═════ Data records ═════
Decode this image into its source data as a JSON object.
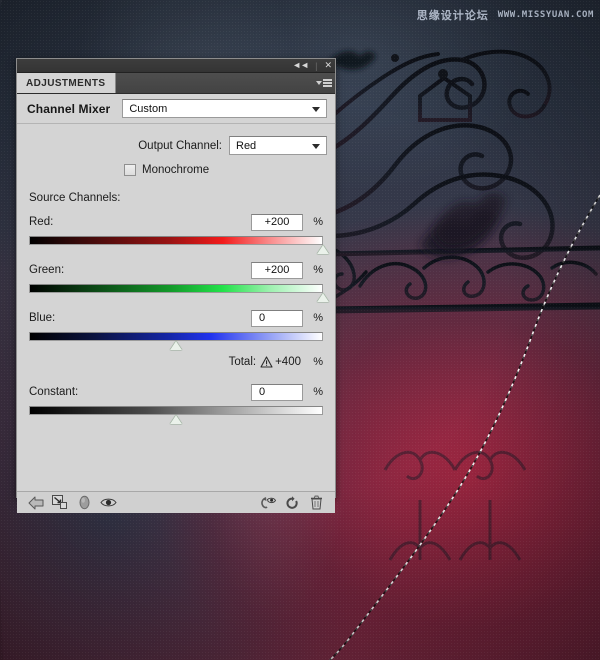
{
  "app": {
    "panel_tab": "ADJUSTMENTS",
    "adjustment_title": "Channel Mixer",
    "titlebar": {
      "collapse_icon": "collapse-double-left-icon",
      "separator": "|",
      "close_icon": "close-icon",
      "collapse_glyph": "◄◄",
      "close_glyph": "✕"
    },
    "menu_icon": "panel-menu-icon"
  },
  "preset": {
    "label": "Custom",
    "caret_icon": "chevron-down-icon"
  },
  "output_channel": {
    "label": "Output Channel:",
    "value": "Red",
    "caret_icon": "chevron-down-icon"
  },
  "monochrome": {
    "label": "Monochrome",
    "checked": false
  },
  "source_channels": {
    "title": "Source Channels:",
    "sliders": [
      {
        "name": "Red:",
        "value": "+200",
        "unit": "%",
        "thumb_pct": 100,
        "track": "red"
      },
      {
        "name": "Green:",
        "value": "+200",
        "unit": "%",
        "thumb_pct": 100,
        "track": "green"
      },
      {
        "name": "Blue:",
        "value": "0",
        "unit": "%",
        "thumb_pct": 50,
        "track": "blue"
      }
    ]
  },
  "total": {
    "label": "Total:",
    "warning_icon": "warning-triangle-icon",
    "value": "+400",
    "unit": "%"
  },
  "constant": {
    "name": "Constant:",
    "value": "0",
    "unit": "%",
    "thumb_pct": 50,
    "track": "gray"
  },
  "footer": {
    "icons": [
      {
        "name": "return-to-adjustment-list-icon",
        "title": "Return to adjustment list"
      },
      {
        "name": "clip-to-layer-icon",
        "title": "Clip to layer"
      },
      {
        "name": "preset-swatch-icon",
        "title": "Preset"
      },
      {
        "name": "toggle-layer-visibility-eye-icon",
        "title": "Toggle layer visibility"
      },
      {
        "name": "view-previous-state-icon",
        "title": "View previous state"
      },
      {
        "name": "reset-adjustment-icon",
        "title": "Reset to adjustment defaults"
      },
      {
        "name": "delete-adjustment-layer-trash-icon",
        "title": "Delete this adjustment layer"
      }
    ]
  },
  "watermark": {
    "chinese": "思缘设计论坛",
    "url": "WWW.MISSYUAN.COM"
  },
  "artwork": {
    "description": "gothic wrought-iron gate at night with bats and a white selection path",
    "colors": {
      "sky_top": "#2a3342",
      "crimson_bottom": "#8c3450",
      "iron": "#14161d",
      "selection_path": "#ffffff"
    }
  },
  "theme": {
    "panel_bg": "#d4d4d4",
    "panel_border": "#8d8d8d",
    "titlebar_bg": "#3d3d3d",
    "tabbar_bg": "#4e4e4e",
    "field_bg": "#ffffff",
    "thumb": "#5c8a5e"
  }
}
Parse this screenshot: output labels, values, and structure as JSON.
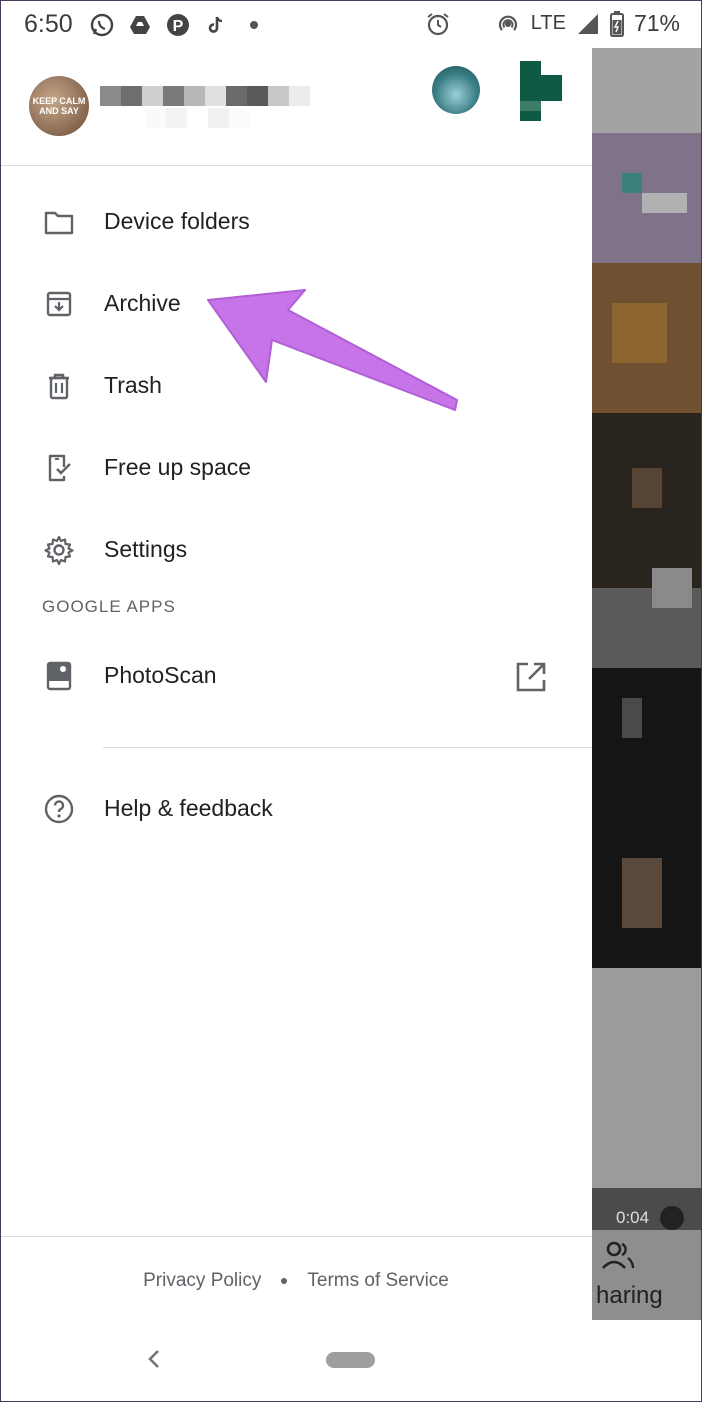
{
  "status_bar": {
    "time": "6:50",
    "network": "LTE",
    "battery": "71%",
    "notification_icons": [
      "whatsapp-icon",
      "drive-icon",
      "pinterest-icon",
      "tiktok-icon",
      "dot-icon"
    ]
  },
  "account": {
    "avatar_text": "KEEP CALM AND SAY"
  },
  "menu": {
    "items": [
      {
        "label": "Device folders",
        "icon": "folder-icon"
      },
      {
        "label": "Archive",
        "icon": "archive-icon"
      },
      {
        "label": "Trash",
        "icon": "trash-icon"
      },
      {
        "label": "Free up space",
        "icon": "free-up-space-icon"
      },
      {
        "label": "Settings",
        "icon": "gear-icon"
      }
    ],
    "section_google_apps": "GOOGLE APPS",
    "photoscan": {
      "label": "PhotoScan",
      "icon": "photoscan-icon",
      "external_icon": "open-in-new-icon"
    },
    "help": {
      "label": "Help & feedback",
      "icon": "help-icon"
    }
  },
  "footer": {
    "privacy": "Privacy Policy",
    "terms": "Terms of Service"
  },
  "background": {
    "video_duration": "0:04",
    "sharing_label": "haring"
  },
  "annotation": {
    "arrow_color": "#c774e8"
  }
}
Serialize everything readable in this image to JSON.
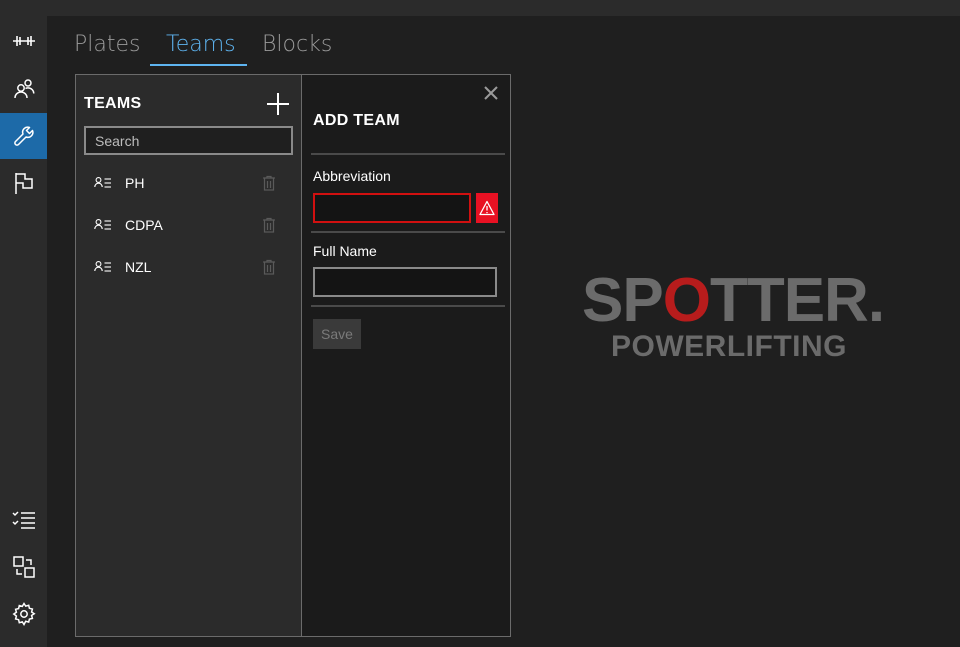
═════
*Aim:* Omit the pictures, then output the rest of the listing exactly.

*Exercise answer:*
Decode this image into its source data as a JSON object.
{
  "app": {
    "panel_tab": "ADJUSTMENTS",
    "adjustment_title": "Channel Mixer",
    "titlebar": {
      "collapse_icon": "collapse-double-left-icon",
      "separator": "|",
      "close_icon": "close-icon",
      "collapse_glyph": "◄◄",
      "close_glyph": "✕"
    },
    "menu_icon": "panel-menu-icon"
  },
  "preset": {
    "label": "Custom",
    "caret_icon": "chevron-down-icon"
  },
  "output_channel": {
    "label": "Output Channel:",
    "value": "Red",
    "caret_icon": "chevron-down-icon"
  },
  "monochrome": {
    "label": "Monochrome",
    "checked": false
  },
  "source_channels": {
    "title": "Source Channels:",
    "sliders": [
      {
        "name": "Red:",
        "value": "+200",
        "unit": "%",
        "thumb_pct": 100,
        "track": "red"
      },
      {
        "name": "Green:",
        "value": "+200",
        "unit": "%",
        "thumb_pct": 100,
        "track": "green"
      },
      {
        "name": "Blue:",
        "value": "0",
        "unit": "%",
        "thumb_pct": 50,
        "track": "blue"
      }
    ]
  },
  "total": {
    "label": "Total:",
    "warning_icon": "warning-triangle-icon",
    "value": "+400",
    "unit": "%"
  },
  "constant": {
    "name": "Constant:",
    "value": "0",
    "unit": "%",
    "thumb_pct": 50,
    "track": "gray"
  },
  "footer": {
    "icons": [
      {
        "name": "return-to-adjustment-list-icon",
        "title": "Return to adjustment list"
      },
      {
        "name": "clip-to-layer-icon",
        "title": "Clip to layer"
      },
      {
        "name": "preset-swatch-icon",
        "title": "Preset"
      },
      {
        "name": "toggle-layer-visibility-eye-icon",
        "title": "Toggle layer visibility"
      },
      {
        "name": "view-previous-state-icon",
        "title": "View previous state"
      },
      {
        "name": "reset-adjustment-icon",
        "title": "Reset to adjustment defaults"
      },
      {
        "name": "delete-adjustment-layer-trash-icon",
        "title": "Delete this adjustment layer"
      }
    ]
  },
  "watermark": {
    "chinese": "思缘设计论坛",
    "url": "WWW.MISSYUAN.COM"
  },
  "artwork": {
    "description": "gothic wrought-iron gate at night with bats and a white selection path",
    "colors": {
      "sky_top": "#2a3342",
      "crimson_bottom": "#8c3450",
      "iron": "#14161d",
      "selection_path": "#ffffff"
    }
  },
  "theme": {
    "panel_bg": "#d4d4d4",
    "panel_border": "#8d8d8d",
    "titlebar_bg": "#3d3d3d",
    "tabbar_bg": "#4e4e4e",
    "field_bg": "#ffffff",
    "thumb": "#5c8a5e"
  }
}
Parse this screenshot: output labels, values, and structure as JSON.
{
  "status_bar": {
    "time": "6:50",
    "network": "LTE",
    "battery": "71%",
    "notification_icons": [
      "whatsapp-icon",
      "drive-icon",
      "pinterest-icon",
      "tiktok-icon",
      "dot-icon"
    ]
  },
  "account": {
    "avatar_text": "KEEP CALM AND SAY"
  },
  "menu": {
    "items": [
      {
        "label": "Device folders",
        "icon": "folder-icon"
      },
      {
        "label": "Archive",
        "icon": "archive-icon"
      },
      {
        "label": "Trash",
        "icon": "trash-icon"
      },
      {
        "label": "Free up space",
        "icon": "free-up-space-icon"
      },
      {
        "label": "Settings",
        "icon": "gear-icon"
      }
    ],
    "section_google_apps": "GOOGLE APPS",
    "photoscan": {
      "label": "PhotoScan",
      "icon": "photoscan-icon",
      "external_icon": "open-in-new-icon"
    },
    "help": {
      "label": "Help & feedback",
      "icon": "help-icon"
    }
  },
  "footer": {
    "privacy": "Privacy Policy",
    "terms": "Terms of Service"
  },
  "background": {
    "video_duration": "0:04",
    "sharing_label": "haring"
  },
  "annotation": {
    "arrow_color": "#c774e8"
  }
}
Serialize everything readable in this image to JSON.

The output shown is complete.